Exercice: Pouvez-vous recopier mot pour mot l'extrait sur l'épreuve uniforme de français, en entier ?

Extrait à lire:
============================================================

En ce sens, l’épreuve uniforme de français (EUF) représente-t-elle une contrainte ou une mesure positive d’accessibilité au Diplôme d’études collégiales (DEC) et, conséquemment, aux études universitaires ou au marché du travail ?
Comme l’explique le sociologue Guy Rocher dans le Devoiriii: « Le problème fondamental des 45 dernières années, c’est que nous n’avons pas su lier la langue française et la culture d’un Québec français. »
En ce sens, Bernard Tremblay, président-directeur général de la Fédération des cégeps pose la question : « Sommes-nous suffisamment préoccupés collectivement par la qualité et le prestige de notre langue commune et de notre culture, dont elle est indissociable, pour en donner le goût à nos jeunes ? » dans sa communicationiv publiée dans Le Devoir.
Dans son Mémoire, la Fédération des cégeps recommande donc la création d’un chantier avec le ministère de l’Enseignement supérieur pour revoir l’intention et la nature de l’épreuve uniforme de français, et ce, dans la perspective de favoriser la réussite éducative au collégial.
Parcours du combattant ou défi stimulant ?
Au Québec, la maîtrise du français est jalonnée de mesures de performance. Avant d’intégrer l’enseignement supérieur, les élèves doivent réussir l’épreuve unique de français (EUF) de 5e secondaire. Une exigence pour l’obtention du Diplôme d’études secondaires (DES) préalable au collégial. Une épreuve que les élèves passent haut la main en ce qui a trait à la pertinence, à la clarté et à la construction des phrases, mais dont la réussite en orthographe se réduit 50 %.v
Une fois admis au collégial, les étudiants bénéficient d’une panoplie de ressources et de mesures pour soutenir leur apprentissage de la langue commune. Rappelons qu’au collégial, sans faire trêve du français, c’est la littérature qu’on enseigne. Considérons aussi que la qualité du français est constamment balisée et mesurée par la Politique institutionnelle d’évaluation des apprentissages (PIEA) ainsi que la Politique de la langue française de chaque collège.

============================================================

Données recueillies:
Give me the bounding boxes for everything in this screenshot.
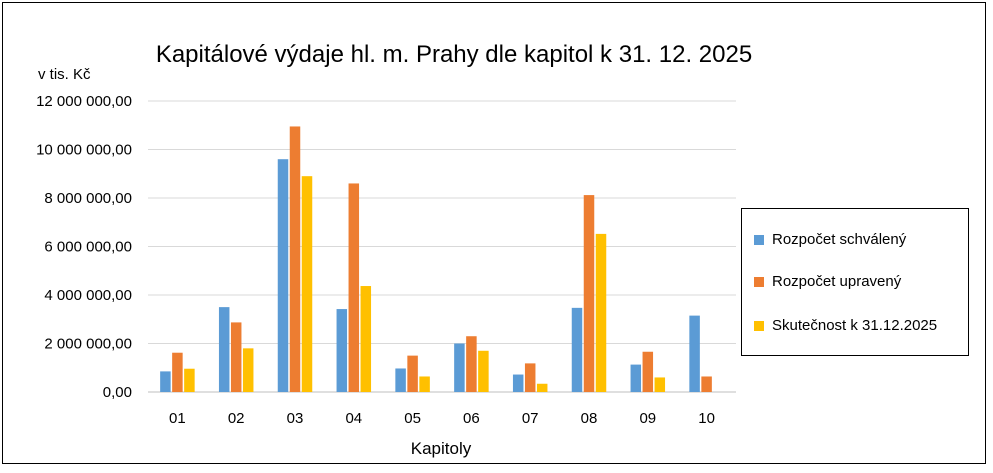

============================================================

Solution:
En ce sens, l’épreuve uniforme de français (EUF) représente-t-elle une contrainte ou une mesure positive d’accessibilité au Diplôme d’études collégiales (DEC) et, conséquemment, aux études universitaires ou au marché du travail ?
Comme l’explique le sociologue Guy Rocher dans le Devoiriii: « Le problème fondamental des 45 dernières années, c’est que nous n’avons pas su lier la langue française et la culture d’un Québec français. »
En ce sens, Bernard Tremblay, président-directeur général de la Fédération des cégeps pose la question : « Sommes-nous suffisamment préoccupés collectivement par la qualité et le prestige de notre langue commune et de notre culture, dont elle est indissociable, pour en donner le goût à nos jeunes ? » dans sa communicationiv publiée dans Le Devoir.
Dans son Mémoire, la Fédération des cégeps recommande donc la création d’un chantier avec le ministère de l’Enseignement supérieur pour revoir l’intention et la nature de l’épreuve uniforme de français, et ce, dans la perspective de favoriser la réussite éducative au collégial.
Parcours du combattant ou défi stimulant ?
Au Québec, la maîtrise du français est jalonnée de mesures de performance. Avant d’intégrer l’enseignement supérieur, les élèves doivent réussir l’épreuve unique de français (EUF) de 5e secondaire. Une exigence pour l’obtention du Diplôme d’études secondaires (DES) préalable au collégial. Une épreuve que les élèves passent haut la main en ce qui a trait à la pertinence, à la clarté et à la construction des phrases, mais dont la réussite en orthographe se réduit 50 %.v
Une fois admis au collégial, les étudiants bénéficient d’une panoplie de ressources et de mesures pour soutenir leur apprentissage de la langue commune. Rappelons qu’au collégial, sans faire trêve du français, c’est la littérature qu’on enseigne. Considérons aussi que la qualité du français est constamment balisée et mesurée par la Politique institutionnelle d’évaluation des apprentissages (PIEA) ainsi que la Politique de la langue française de chaque collège.